Aim of the exercise: Please quote the material exactly, every line of it.
[start of Exercise materials]
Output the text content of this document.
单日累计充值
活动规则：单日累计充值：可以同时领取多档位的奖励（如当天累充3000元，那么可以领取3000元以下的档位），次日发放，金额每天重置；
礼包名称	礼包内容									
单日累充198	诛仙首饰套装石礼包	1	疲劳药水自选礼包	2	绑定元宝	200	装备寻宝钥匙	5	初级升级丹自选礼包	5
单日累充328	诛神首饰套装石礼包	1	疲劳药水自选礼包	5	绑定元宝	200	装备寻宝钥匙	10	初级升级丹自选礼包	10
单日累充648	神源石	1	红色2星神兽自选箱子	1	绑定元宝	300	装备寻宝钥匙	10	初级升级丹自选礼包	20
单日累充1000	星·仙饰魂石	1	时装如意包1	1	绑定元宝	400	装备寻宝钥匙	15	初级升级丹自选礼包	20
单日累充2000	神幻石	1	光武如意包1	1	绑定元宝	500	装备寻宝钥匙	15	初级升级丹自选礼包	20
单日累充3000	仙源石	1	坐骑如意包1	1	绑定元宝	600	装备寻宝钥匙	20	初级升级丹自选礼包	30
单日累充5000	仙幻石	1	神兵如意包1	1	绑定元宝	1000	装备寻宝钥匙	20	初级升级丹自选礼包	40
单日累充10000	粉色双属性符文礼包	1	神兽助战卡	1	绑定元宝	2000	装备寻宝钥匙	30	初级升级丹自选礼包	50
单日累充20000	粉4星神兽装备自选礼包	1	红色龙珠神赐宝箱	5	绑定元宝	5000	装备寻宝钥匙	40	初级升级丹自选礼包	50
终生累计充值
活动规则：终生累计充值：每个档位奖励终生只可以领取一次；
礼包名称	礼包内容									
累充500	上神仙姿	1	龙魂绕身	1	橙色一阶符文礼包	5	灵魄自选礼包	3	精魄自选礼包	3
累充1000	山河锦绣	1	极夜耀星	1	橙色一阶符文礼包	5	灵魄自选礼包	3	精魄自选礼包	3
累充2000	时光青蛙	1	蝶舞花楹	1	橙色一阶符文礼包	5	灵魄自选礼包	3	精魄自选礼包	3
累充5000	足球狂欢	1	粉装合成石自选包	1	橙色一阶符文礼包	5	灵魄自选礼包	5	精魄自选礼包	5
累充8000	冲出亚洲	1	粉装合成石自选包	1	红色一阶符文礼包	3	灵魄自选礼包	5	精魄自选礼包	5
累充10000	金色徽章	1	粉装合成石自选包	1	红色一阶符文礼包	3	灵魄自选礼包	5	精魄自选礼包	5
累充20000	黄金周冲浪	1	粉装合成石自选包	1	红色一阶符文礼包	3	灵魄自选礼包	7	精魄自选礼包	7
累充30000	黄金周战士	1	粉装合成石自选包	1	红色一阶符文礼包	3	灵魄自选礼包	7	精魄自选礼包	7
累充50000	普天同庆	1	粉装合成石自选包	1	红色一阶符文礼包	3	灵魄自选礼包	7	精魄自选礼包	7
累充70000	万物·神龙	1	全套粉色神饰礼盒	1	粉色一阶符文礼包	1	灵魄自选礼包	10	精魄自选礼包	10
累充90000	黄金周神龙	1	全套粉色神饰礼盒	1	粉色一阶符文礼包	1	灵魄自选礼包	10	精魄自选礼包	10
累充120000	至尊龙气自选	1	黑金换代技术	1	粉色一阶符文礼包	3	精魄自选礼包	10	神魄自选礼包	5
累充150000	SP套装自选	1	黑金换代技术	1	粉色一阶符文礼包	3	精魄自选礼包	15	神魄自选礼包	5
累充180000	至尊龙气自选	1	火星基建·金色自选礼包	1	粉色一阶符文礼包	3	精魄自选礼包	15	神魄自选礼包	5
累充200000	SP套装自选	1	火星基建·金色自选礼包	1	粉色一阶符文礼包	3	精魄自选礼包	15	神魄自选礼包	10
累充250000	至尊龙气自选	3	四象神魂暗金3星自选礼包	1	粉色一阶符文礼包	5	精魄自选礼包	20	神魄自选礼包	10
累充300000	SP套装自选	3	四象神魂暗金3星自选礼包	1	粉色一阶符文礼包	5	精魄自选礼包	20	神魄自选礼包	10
[end of Exercise materials]
The result:
Output the text content of this document.
单日累计充值
活动规则：单日累计充值：可以同时领取多档位的奖励（如当天累充3000元，那么可以领取3000元以下的档位），次日发放，金额每天重置；
礼包名称	礼包内容									
单日累充198	诛仙首饰套装石礼包	1	疲劳药水自选礼包	2	绑定元宝	200	装备寻宝钥匙	5	初级升级丹自选礼包	5
单日累充328	诛神首饰套装石礼包	1	疲劳药水自选礼包	5	绑定元宝	200	装备寻宝钥匙	10	初级升级丹自选礼包	10
单日累充648	神源石	1	红色2星神兽自选箱子	1	绑定元宝	300	装备寻宝钥匙	10	初级升级丹自选礼包	20
单日累充1000	星·仙饰魂石	1	时装如意包1	1	绑定元宝	400	装备寻宝钥匙	15	初级升级丹自选礼包	20
单日累充2000	神幻石	1	光武如意包1	1	绑定元宝	500	装备寻宝钥匙	15	初级升级丹自选礼包	20
单日累充3000	仙源石	1	坐骑如意包1	1	绑定元宝	600	装备寻宝钥匙	20	初级升级丹自选礼包	30
单日累充5000	仙幻石	1	神兵如意包1	1	绑定元宝	1000	装备寻宝钥匙	20	初级升级丹自选礼包	40
单日累充10000	粉色双属性符文礼包	1	神兽助战卡	1	绑定元宝	2000	装备寻宝钥匙	30	初级升级丹自选礼包	50
单日累充20000	粉4星神兽装备自选礼包	1	红色龙珠神赐宝箱	5	绑定元宝	5000	装备寻宝钥匙	40	初级升级丹自选礼包	50
终生累计充值
活动规则：终生累计充值：每个档位奖励终生只可以领取一次；
礼包名称	礼包内容									
累充500	上神仙姿	1	龙魂绕身	1	橙色一阶符文礼包	5	灵魄自选礼包	3	精魄自选礼包	3
累充1000	山河锦绣	1	极夜耀星	1	橙色一阶符文礼包	5	灵魄自选礼包	3	精魄自选礼包	3
累充2000	时光青蛙	1	蝶舞花楹	1	橙色一阶符文礼包	5	灵魄自选礼包	3	精魄自选礼包	3
累充5000	足球狂欢	1	粉装合成石自选包	1	橙色一阶符文礼包	5	灵魄自选礼包	5	精魄自选礼包	5
累充8000	冲出亚洲	1	粉装合成石自选包	1	红色一阶符文礼包	3	灵魄自选礼包	5	精魄自选礼包	5
累充10000	金色徽章	1	粉装合成石自选包	1	红色一阶符文礼包	3	灵魄自选礼包	5	精魄自选礼包	5
累充20000	黄金周冲浪	1	粉装合成石自选包	1	红色一阶符文礼包	3	灵魄自选礼包	7	精魄自选礼包	7
累充30000	黄金周战士	1	粉装合成石自选包	1	红色一阶符文礼包	3	灵魄自选礼包	7	精魄自选礼包	7
累充50000	普天同庆	1	粉装合成石自选包	1	红色一阶符文礼包	3	灵魄自选礼包	7	精魄自选礼包	7
累充70000	万物·神龙	1	全套粉色神饰礼盒	1	粉色一阶符文礼包	1	灵魄自选礼包	10	精魄自选礼包	10
累充90000	黄金周神龙	1	全套粉色神饰礼盒	1	粉色一阶符文礼包	1	灵魄自选礼包	10	精魄自选礼包	10
累充120000	至尊龙气自选	1	黑金换代技术	1	粉色一阶符文礼包	3	精魄自选礼包	10	神魄自选礼包	5
累充150000	SP套装自选	1	黑金换代技术	1	粉色一阶符文礼包	3	精魄自选礼包	15	神魄自选礼包	5
累充180000	至尊龙气自选	1	火星基建·金色自选礼包	1	粉色一阶符文礼包	3	精魄自选礼包	15	神魄自选礼包	5
累充200000	SP套装自选	1	火星基建·金色自选礼包	1	粉色一阶符文礼包	3	精魄自选礼包	15	神魄自选礼包	10
累充250000	至尊龙气自选	3	四象神魂暗金3星自选礼包	1	粉色一阶符文礼包	5	精魄自选礼包	20	神魄自选礼包	10
累充300000	SP套装自选	3	四象神魂暗金3星自选礼包	1	粉色一阶符文礼包	5	精魄自选礼包	20	神魄自选礼包	10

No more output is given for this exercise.